* start Provided entries *
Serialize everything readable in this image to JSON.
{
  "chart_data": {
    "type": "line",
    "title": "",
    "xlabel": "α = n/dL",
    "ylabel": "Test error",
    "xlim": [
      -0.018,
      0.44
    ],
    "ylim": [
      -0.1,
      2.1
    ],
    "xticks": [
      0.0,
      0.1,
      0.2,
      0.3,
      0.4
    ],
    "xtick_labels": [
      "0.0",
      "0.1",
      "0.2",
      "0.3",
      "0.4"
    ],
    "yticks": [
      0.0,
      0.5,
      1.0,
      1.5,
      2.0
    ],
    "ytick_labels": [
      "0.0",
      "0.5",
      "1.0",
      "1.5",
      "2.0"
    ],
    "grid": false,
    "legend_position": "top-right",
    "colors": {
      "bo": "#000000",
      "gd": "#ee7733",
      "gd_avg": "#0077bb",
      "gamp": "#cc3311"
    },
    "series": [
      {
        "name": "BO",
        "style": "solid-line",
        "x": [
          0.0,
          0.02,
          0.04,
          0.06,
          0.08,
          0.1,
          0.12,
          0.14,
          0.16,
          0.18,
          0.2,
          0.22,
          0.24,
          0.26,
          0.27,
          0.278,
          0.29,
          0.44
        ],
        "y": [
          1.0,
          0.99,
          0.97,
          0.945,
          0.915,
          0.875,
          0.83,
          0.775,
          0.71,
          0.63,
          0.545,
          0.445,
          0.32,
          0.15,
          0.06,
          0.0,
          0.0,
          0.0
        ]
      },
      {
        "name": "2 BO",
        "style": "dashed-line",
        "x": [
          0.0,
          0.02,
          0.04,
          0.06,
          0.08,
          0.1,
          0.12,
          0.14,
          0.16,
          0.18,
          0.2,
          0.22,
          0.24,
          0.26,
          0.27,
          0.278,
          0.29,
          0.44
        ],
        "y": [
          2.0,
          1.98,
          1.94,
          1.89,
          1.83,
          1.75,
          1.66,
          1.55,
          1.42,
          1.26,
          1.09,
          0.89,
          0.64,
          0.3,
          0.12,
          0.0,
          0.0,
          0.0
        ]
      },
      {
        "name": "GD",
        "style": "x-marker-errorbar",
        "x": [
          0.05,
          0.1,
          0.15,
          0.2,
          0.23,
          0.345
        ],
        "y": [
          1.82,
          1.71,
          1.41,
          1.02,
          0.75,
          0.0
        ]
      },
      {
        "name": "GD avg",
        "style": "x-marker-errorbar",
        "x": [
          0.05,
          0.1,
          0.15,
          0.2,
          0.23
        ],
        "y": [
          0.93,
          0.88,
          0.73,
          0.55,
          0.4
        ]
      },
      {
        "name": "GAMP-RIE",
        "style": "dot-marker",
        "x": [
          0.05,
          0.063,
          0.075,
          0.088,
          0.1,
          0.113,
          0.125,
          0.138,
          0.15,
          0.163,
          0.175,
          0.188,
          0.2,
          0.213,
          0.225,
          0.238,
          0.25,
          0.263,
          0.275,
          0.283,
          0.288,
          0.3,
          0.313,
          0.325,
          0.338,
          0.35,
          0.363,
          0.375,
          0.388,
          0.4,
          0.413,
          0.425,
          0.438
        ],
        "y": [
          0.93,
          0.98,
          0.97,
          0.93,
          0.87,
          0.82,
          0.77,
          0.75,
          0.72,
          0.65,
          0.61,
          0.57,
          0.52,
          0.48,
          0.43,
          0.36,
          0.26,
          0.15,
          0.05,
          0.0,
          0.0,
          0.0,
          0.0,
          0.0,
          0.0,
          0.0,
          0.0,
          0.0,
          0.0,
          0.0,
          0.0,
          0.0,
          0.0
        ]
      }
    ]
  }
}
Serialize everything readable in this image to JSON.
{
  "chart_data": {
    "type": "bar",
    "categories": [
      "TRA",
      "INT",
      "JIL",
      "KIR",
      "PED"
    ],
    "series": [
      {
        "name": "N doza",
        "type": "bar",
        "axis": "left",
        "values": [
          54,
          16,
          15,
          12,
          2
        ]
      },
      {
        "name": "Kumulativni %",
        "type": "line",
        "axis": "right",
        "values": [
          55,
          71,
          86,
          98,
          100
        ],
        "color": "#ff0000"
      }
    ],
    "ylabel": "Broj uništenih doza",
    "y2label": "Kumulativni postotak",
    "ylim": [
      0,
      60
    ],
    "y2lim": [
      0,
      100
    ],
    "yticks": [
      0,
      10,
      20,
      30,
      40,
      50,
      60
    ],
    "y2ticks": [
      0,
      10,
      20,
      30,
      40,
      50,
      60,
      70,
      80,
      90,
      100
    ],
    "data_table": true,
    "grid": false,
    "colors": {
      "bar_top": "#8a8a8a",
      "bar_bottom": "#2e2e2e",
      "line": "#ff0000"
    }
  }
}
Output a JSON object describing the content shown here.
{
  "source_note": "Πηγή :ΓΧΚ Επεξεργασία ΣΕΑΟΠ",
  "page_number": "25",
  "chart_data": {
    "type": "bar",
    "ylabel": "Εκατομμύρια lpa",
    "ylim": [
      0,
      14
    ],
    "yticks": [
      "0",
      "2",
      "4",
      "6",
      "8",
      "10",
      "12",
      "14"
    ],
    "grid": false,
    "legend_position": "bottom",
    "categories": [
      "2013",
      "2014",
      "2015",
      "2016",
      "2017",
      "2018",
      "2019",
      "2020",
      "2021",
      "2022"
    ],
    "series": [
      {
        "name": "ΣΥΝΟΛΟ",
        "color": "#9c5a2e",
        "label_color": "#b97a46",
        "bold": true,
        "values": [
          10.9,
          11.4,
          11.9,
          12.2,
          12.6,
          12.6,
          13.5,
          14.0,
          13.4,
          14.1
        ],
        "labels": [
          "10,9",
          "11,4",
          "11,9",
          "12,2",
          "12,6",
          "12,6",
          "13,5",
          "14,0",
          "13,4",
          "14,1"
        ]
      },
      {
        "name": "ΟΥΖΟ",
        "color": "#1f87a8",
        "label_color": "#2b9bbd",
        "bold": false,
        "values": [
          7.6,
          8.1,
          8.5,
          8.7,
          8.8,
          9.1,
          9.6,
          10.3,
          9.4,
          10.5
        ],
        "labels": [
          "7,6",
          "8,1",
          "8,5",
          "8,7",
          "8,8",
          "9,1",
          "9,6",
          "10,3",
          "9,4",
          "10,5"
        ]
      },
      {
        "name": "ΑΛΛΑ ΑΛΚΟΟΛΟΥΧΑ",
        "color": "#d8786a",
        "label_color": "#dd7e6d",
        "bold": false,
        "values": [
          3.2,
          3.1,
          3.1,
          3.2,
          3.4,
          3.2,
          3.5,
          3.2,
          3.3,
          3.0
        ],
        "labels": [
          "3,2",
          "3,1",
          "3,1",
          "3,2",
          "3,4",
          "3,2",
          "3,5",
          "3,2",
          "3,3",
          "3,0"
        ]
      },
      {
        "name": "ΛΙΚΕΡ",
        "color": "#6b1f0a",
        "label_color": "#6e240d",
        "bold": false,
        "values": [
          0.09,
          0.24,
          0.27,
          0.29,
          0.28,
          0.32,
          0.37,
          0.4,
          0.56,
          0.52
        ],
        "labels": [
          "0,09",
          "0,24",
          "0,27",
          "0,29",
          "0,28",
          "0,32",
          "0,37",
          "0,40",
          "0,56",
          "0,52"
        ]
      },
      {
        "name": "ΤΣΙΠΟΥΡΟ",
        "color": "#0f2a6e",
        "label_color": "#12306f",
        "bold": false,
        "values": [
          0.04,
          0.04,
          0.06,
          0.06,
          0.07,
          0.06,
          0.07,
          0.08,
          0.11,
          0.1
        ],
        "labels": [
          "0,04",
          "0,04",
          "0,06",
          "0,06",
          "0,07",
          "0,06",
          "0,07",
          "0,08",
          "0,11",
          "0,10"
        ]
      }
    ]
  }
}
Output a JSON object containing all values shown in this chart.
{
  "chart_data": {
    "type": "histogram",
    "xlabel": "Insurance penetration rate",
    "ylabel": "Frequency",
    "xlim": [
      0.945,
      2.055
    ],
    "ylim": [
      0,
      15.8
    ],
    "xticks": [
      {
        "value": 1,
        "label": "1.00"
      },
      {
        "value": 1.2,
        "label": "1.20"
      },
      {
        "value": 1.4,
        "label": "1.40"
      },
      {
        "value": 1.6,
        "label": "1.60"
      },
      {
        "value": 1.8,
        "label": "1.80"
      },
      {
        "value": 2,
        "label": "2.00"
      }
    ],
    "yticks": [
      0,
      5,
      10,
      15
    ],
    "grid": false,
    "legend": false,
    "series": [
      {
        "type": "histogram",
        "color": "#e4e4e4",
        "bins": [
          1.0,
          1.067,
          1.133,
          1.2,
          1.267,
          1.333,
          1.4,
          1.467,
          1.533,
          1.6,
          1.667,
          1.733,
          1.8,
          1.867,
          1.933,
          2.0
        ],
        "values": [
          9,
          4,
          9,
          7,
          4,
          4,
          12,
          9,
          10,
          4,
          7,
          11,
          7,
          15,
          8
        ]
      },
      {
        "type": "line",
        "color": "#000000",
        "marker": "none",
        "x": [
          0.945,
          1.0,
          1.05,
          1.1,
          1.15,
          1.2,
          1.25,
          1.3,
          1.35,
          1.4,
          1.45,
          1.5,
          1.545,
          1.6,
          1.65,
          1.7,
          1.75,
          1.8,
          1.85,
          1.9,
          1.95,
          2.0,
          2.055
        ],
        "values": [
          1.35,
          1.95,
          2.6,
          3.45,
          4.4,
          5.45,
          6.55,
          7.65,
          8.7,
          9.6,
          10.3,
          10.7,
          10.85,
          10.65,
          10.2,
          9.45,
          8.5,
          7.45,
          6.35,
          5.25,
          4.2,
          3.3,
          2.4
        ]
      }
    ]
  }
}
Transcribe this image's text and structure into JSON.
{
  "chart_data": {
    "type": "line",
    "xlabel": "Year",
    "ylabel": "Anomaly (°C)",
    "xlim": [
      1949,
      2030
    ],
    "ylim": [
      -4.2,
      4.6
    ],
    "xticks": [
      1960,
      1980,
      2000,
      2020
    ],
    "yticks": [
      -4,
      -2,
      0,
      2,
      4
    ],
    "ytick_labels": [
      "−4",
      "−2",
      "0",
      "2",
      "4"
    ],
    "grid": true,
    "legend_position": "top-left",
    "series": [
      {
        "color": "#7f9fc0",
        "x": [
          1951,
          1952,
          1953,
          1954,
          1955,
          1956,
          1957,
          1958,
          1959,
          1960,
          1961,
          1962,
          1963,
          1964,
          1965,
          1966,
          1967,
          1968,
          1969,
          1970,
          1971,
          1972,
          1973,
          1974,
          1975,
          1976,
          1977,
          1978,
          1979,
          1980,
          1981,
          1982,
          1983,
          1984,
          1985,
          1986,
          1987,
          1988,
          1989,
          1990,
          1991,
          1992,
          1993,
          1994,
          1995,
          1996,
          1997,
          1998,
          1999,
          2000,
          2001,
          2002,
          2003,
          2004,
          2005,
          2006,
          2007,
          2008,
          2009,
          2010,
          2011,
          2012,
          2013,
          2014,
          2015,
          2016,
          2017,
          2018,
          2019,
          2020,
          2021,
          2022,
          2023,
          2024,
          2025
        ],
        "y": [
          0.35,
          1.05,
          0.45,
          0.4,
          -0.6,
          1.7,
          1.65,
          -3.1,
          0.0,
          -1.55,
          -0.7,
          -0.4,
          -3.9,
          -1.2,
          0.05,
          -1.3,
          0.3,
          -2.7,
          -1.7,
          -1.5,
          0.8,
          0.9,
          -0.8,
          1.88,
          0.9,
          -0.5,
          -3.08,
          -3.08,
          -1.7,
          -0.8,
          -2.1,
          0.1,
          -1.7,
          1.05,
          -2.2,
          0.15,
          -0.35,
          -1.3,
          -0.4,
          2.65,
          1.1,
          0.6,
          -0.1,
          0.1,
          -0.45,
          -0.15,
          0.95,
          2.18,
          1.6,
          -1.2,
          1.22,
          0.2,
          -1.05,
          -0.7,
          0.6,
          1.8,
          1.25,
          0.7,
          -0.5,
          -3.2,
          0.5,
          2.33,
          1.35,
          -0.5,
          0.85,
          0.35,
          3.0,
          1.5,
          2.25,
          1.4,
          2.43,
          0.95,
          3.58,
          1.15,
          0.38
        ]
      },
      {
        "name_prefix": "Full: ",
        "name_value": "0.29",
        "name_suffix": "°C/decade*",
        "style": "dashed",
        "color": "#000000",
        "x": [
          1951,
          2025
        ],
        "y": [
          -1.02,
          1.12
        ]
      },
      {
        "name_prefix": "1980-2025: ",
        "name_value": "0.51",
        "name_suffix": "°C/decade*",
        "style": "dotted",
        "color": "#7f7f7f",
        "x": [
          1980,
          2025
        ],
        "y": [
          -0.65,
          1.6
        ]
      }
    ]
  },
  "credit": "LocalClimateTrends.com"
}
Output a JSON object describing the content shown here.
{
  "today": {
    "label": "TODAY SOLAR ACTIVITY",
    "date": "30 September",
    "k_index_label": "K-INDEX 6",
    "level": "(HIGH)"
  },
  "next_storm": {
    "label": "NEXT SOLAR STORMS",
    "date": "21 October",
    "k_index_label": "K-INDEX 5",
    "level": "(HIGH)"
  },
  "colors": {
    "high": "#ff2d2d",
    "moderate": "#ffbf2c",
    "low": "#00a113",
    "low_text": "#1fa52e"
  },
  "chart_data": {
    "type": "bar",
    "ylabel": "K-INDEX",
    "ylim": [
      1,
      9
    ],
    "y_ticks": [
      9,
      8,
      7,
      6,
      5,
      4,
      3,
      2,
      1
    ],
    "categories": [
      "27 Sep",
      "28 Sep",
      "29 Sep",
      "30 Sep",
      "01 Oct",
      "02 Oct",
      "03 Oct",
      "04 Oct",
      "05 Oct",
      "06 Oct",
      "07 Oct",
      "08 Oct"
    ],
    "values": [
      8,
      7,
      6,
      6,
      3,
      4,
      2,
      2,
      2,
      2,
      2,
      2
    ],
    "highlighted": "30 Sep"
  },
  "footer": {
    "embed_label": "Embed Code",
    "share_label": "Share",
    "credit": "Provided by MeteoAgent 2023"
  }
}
* end Provided entries *
→ **Set exercise**:
Collect, from the material above, every line containing the word "INDEX".

→ **Response to this task**:
    "k_index_label": "K-INDEX 6",
    "k_index_label": "K-INDEX 5",
    "ylabel": "K-INDEX",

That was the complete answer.